Direction> The entries below are to be written out again without alteration.

(Records from a collection)
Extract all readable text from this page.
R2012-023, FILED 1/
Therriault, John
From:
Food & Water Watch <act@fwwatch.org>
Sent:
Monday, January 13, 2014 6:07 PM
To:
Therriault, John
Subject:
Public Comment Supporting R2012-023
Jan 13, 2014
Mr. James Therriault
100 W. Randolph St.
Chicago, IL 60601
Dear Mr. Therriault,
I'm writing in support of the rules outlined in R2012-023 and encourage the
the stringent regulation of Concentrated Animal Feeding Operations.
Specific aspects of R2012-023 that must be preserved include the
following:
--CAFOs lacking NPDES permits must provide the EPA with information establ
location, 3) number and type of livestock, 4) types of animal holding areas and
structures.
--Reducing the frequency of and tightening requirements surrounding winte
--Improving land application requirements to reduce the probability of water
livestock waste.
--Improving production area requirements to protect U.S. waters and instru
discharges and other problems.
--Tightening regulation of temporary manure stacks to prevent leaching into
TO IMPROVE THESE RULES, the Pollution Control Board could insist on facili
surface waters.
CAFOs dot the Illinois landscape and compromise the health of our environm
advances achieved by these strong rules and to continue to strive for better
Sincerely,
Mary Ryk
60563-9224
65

Answer>
Extract all readable text from this page.
R2012-023, FILED 1/
Therriault, John
From:
Food & Water Watch <act@fwwatch.org>
Sent:
Monday, January 13, 2014 6:07 PM
To:
Therriault, John
Subject:
Public Comment Supporting R2012-023
Jan 13, 2014
Mr. James Therriault
100 W. Randolph St.
Chicago, IL 60601
Dear Mr. Therriault,
I'm writing in support of the rules outlined in R2012-023 and encourage the
the stringent regulation of Concentrated Animal Feeding Operations.
Specific aspects of R2012-023 that must be preserved include the
following:
--CAFOs lacking NPDES permits must provide the EPA with information establ
location, 3) number and type of livestock, 4) types of animal holding areas and
structures.
--Reducing the frequency of and tightening requirements surrounding winte
--Improving land application requirements to reduce the probability of water
livestock waste.
--Improving production area requirements to protect U.S. waters and instru
discharges and other problems.
--Tightening regulation of temporary manure stacks to prevent leaching into
TO IMPROVE THESE RULES, the Pollution Control Board could insist on facili
surface waters.
CAFOs dot the Illinois landscape and compromise the health of our environm
advances achieved by these strong rules and to continue to strive for better
Sincerely,
Mary Ryk
60563-9224
65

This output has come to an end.